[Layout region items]
+--

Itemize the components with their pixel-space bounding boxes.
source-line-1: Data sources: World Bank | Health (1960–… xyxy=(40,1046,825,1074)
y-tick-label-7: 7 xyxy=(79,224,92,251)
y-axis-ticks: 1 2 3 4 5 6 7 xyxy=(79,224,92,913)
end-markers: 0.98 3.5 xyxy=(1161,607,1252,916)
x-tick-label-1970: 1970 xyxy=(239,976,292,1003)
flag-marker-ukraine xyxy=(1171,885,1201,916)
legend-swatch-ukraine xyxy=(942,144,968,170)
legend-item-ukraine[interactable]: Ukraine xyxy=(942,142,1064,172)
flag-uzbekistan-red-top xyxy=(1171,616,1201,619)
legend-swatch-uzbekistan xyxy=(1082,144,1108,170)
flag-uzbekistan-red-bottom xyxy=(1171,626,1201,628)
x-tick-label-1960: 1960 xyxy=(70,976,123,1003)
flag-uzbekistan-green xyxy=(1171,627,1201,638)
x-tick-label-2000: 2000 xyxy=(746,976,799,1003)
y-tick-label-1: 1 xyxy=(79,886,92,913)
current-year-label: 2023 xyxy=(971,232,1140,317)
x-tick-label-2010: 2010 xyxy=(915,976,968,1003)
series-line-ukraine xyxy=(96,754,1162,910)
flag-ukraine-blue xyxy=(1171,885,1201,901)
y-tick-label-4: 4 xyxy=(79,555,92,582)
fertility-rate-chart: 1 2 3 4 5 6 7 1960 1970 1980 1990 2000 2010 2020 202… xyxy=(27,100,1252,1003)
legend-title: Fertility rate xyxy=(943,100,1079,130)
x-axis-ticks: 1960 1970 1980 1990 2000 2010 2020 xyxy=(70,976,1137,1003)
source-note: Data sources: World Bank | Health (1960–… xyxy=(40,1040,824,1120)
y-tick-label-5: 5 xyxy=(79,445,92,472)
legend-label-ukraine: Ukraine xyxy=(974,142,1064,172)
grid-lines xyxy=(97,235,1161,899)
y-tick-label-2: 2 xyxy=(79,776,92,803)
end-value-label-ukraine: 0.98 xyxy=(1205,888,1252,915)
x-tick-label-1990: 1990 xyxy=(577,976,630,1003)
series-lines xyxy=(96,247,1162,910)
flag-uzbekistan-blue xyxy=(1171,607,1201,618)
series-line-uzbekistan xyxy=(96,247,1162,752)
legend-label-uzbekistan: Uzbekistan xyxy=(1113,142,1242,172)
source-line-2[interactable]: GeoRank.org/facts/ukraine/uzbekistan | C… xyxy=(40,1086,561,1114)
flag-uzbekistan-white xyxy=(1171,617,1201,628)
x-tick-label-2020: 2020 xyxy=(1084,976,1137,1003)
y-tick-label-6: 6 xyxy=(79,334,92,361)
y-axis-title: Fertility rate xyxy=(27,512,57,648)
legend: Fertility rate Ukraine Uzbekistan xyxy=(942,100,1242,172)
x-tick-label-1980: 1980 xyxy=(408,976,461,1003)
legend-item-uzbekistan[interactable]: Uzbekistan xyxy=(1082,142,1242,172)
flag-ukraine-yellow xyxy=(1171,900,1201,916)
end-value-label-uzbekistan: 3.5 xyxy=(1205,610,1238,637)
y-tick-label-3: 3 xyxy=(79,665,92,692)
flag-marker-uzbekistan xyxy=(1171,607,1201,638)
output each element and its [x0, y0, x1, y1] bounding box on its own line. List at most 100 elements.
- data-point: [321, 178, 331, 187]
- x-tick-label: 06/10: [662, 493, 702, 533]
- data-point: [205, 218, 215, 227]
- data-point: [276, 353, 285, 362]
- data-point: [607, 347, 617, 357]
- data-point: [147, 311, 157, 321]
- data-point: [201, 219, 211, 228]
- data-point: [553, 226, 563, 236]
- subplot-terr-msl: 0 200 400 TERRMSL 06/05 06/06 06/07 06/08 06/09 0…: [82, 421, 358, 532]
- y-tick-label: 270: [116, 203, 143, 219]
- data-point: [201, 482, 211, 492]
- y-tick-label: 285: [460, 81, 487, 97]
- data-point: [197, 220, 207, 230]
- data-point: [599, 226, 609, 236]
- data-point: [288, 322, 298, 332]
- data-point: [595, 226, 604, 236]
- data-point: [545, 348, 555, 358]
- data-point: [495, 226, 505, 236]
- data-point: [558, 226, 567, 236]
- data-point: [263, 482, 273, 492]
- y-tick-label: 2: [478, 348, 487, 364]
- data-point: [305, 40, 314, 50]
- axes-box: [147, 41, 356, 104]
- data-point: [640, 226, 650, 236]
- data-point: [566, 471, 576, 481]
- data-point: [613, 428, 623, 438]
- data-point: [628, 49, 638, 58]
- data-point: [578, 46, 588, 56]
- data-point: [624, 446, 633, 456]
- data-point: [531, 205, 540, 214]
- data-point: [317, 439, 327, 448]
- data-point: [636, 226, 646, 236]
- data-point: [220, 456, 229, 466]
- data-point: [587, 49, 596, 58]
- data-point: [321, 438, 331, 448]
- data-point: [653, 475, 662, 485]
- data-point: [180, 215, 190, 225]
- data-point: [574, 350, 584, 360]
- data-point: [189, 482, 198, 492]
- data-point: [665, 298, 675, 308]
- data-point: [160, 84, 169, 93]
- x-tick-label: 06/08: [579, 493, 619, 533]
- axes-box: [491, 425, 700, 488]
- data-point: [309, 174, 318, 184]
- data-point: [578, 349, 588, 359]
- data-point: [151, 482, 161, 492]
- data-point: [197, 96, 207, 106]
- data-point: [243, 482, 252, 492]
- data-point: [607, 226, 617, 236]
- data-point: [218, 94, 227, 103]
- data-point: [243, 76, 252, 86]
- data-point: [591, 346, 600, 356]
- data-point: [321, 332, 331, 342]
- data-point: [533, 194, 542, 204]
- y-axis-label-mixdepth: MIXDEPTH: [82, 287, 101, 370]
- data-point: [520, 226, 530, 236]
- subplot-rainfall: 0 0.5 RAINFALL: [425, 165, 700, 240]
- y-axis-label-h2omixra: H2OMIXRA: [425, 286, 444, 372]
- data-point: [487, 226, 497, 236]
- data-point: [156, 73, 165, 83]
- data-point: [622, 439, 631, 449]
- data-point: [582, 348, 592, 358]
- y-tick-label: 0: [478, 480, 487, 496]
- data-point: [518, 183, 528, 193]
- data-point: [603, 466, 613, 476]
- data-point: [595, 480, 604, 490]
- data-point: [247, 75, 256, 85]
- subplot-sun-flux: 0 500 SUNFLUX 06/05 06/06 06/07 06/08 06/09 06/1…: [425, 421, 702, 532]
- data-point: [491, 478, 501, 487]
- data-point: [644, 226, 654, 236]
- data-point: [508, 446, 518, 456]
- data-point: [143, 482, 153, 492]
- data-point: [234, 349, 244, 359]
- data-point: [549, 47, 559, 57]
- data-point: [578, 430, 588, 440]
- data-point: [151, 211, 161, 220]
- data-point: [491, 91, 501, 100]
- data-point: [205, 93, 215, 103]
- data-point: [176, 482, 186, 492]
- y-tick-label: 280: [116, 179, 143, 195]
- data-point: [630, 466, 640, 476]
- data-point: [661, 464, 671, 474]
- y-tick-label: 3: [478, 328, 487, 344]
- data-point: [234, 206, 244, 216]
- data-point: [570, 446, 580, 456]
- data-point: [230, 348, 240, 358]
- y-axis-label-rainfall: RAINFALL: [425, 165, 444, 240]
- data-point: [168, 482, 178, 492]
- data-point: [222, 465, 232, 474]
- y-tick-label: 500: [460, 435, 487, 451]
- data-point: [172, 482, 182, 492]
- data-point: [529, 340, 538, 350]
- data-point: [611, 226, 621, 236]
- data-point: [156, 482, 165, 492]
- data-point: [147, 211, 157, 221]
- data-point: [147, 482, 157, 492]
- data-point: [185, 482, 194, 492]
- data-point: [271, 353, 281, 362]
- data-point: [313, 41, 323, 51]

+--

Exercise goal:
Copy the items above word for word, from the start of the items through the line containing "legend-label-ukraine: Ukraine xyxy=(974,142,1064,172)", including that line.

Complete response:
Itemize the components with their pixel-space bounding boxes.
source-line-1: Data sources: World Bank | Health (1960–… xyxy=(40,1046,825,1074)
y-tick-label-7: 7 xyxy=(79,224,92,251)
y-axis-ticks: 1 2 3 4 5 6 7 xyxy=(79,224,92,913)
end-markers: 0.98 3.5 xyxy=(1161,607,1252,916)
x-tick-label-1970: 1970 xyxy=(239,976,292,1003)
flag-marker-ukraine xyxy=(1171,885,1201,916)
legend-swatch-ukraine xyxy=(942,144,968,170)
legend-item-ukraine[interactable]: Ukraine xyxy=(942,142,1064,172)
flag-uzbekistan-red-top xyxy=(1171,616,1201,619)
legend-swatch-uzbekistan xyxy=(1082,144,1108,170)
flag-uzbekistan-red-bottom xyxy=(1171,626,1201,628)
x-tick-label-1960: 1960 xyxy=(70,976,123,1003)
flag-uzbekistan-green xyxy=(1171,627,1201,638)
x-tick-label-2000: 2000 xyxy=(746,976,799,1003)
y-tick-label-1: 1 xyxy=(79,886,92,913)
current-year-label: 2023 xyxy=(971,232,1140,317)
x-tick-label-2010: 2010 xyxy=(915,976,968,1003)
series-line-ukraine xyxy=(96,754,1162,910)
flag-ukraine-blue xyxy=(1171,885,1201,901)
y-tick-label-4: 4 xyxy=(79,555,92,582)
fertility-rate-chart: 1 2 3 4 5 6 7 1960 1970 1980 1990 2000 2010 2020 202… xyxy=(27,100,1252,1003)
legend-title: Fertility rate xyxy=(943,100,1079,130)
x-axis-ticks: 1960 1970 1980 1990 2000 2010 2020 xyxy=(70,976,1137,1003)
source-note: Data sources: World Bank | Health (1960–… xyxy=(40,1040,824,1120)
y-tick-label-5: 5 xyxy=(79,445,92,472)
legend-label-ukraine: Ukraine xyxy=(974,142,1064,172)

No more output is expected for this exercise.